DIRECTIVE: The line containing "Decode this image" marks the start; return it and every line after it in the listing below, exactly, through the last.

Dataset entries on figures:
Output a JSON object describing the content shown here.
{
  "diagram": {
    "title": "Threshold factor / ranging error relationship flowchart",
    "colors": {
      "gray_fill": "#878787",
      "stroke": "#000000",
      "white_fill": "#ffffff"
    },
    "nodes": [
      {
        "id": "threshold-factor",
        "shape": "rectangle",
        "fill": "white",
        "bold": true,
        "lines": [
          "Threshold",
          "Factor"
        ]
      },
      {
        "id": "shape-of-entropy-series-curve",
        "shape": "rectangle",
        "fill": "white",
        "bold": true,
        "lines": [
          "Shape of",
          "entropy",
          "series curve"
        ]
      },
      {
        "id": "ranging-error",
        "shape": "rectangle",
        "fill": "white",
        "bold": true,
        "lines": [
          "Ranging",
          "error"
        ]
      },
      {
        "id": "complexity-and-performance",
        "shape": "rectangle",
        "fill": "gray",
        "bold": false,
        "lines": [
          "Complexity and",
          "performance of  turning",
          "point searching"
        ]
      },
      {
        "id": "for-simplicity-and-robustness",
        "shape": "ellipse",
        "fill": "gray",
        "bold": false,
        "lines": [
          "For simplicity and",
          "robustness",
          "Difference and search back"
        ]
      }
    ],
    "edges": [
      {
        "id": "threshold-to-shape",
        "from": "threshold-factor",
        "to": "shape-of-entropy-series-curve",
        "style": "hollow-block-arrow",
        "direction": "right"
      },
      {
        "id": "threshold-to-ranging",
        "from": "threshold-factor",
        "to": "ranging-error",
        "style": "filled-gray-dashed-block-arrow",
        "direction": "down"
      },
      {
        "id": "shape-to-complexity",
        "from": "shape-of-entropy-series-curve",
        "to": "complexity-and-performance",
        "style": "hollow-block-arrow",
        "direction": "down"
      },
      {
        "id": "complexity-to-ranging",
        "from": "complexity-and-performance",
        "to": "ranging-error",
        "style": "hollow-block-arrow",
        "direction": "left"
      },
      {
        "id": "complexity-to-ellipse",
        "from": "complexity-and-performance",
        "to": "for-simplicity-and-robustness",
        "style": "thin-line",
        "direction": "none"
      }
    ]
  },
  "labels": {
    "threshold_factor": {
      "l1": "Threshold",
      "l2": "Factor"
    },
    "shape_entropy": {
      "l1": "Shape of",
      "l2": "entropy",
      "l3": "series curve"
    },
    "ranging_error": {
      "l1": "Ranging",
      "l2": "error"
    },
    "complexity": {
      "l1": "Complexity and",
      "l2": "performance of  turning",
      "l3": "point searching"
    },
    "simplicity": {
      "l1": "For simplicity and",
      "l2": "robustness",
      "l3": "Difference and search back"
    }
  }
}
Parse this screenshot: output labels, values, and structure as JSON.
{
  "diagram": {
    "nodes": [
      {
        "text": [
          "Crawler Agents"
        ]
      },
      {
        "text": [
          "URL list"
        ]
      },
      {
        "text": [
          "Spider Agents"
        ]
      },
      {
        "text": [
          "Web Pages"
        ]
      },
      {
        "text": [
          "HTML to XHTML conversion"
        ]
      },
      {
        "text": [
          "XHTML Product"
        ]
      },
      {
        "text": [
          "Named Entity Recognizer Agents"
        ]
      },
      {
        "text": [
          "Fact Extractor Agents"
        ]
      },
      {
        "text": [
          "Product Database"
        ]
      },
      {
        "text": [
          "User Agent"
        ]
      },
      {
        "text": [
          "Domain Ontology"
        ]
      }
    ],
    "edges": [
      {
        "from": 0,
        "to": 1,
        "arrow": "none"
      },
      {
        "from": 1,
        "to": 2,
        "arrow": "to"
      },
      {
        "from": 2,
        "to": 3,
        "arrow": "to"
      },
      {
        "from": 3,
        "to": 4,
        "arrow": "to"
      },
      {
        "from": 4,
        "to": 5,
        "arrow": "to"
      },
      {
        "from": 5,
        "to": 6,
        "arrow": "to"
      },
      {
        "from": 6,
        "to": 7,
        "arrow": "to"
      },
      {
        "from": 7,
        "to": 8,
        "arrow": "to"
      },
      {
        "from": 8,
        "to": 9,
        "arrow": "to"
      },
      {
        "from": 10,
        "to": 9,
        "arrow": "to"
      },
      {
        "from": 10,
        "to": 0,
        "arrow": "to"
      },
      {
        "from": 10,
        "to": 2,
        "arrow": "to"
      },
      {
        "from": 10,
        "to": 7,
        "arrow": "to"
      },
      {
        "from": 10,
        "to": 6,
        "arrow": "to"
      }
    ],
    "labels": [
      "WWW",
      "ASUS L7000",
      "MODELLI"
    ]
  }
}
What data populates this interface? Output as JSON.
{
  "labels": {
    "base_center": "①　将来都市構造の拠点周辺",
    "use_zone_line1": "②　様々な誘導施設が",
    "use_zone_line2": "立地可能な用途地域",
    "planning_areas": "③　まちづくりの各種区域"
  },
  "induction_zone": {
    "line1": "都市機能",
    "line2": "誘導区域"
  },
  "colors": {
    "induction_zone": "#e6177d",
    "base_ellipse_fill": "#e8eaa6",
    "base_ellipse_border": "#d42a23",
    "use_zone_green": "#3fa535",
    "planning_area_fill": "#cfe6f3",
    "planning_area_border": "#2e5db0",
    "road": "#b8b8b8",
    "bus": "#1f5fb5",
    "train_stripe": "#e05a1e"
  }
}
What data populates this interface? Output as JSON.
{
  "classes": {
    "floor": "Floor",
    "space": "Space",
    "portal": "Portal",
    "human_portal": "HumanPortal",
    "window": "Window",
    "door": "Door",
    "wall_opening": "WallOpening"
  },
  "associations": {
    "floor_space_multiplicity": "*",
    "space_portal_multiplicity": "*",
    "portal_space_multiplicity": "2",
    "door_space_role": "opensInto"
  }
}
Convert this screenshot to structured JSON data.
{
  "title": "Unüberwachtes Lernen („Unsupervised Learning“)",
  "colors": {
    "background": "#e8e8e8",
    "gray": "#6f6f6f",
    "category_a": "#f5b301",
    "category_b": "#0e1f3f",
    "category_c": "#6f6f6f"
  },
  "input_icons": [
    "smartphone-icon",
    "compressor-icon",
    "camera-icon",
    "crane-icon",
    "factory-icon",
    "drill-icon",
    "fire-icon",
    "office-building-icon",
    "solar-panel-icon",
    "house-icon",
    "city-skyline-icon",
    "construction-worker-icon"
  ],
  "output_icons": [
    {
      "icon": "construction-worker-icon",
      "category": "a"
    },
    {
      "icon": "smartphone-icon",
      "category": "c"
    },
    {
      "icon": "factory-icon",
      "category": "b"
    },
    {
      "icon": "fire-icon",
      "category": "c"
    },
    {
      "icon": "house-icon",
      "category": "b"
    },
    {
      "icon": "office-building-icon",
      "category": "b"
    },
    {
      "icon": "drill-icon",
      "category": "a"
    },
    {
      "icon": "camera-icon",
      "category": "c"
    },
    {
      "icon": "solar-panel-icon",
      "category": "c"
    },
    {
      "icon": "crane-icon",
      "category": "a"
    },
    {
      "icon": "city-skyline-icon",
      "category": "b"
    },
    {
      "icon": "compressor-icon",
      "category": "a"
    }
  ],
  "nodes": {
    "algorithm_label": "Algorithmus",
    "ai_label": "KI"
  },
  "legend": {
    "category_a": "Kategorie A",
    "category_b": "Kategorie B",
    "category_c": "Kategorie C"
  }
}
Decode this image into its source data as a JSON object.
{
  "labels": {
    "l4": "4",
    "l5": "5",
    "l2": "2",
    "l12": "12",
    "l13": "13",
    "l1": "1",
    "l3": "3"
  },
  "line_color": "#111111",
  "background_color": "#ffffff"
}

TASK RESULT:
Decode this image into its source data as a JSON object.
{
  "labels": {
    "l4": "4",
    "l5": "5",
    "l2": "2",
    "l12": "12",
    "l13": "13",
    "l1": "1",
    "l3": "3"
  },
  "line_color": "#111111",
  "background_color": "#ffffff"
}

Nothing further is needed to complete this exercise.